> **TASK OBJECTIVE**
Could you output each line of the data that follows exactly?

▬▬▬

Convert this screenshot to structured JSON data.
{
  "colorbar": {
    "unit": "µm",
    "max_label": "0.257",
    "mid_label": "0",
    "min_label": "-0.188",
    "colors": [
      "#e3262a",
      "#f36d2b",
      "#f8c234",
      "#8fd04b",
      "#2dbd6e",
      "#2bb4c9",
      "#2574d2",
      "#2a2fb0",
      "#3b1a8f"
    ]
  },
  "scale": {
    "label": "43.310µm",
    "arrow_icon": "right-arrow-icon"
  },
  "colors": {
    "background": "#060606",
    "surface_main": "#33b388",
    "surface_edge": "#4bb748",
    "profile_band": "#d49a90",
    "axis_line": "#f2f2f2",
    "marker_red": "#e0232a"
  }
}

▬▬▬

> **REPLY TO THE TASK**
Convert this screenshot to structured JSON data.
{
  "colorbar": {
    "unit": "µm",
    "max_label": "0.257",
    "mid_label": "0",
    "min_label": "-0.188",
    "colors": [
      "#e3262a",
      "#f36d2b",
      "#f8c234",
      "#8fd04b",
      "#2dbd6e",
      "#2bb4c9",
      "#2574d2",
      "#2a2fb0",
      "#3b1a8f"
    ]
  },
  "scale": {
    "label": "43.310µm",
    "arrow_icon": "right-arrow-icon"
  },
  "colors": {
    "background": "#060606",
    "surface_main": "#33b388",
    "surface_edge": "#4bb748",
    "profile_band": "#d49a90",
    "axis_line": "#f2f2f2",
    "marker_red": "#e0232a"
  }
}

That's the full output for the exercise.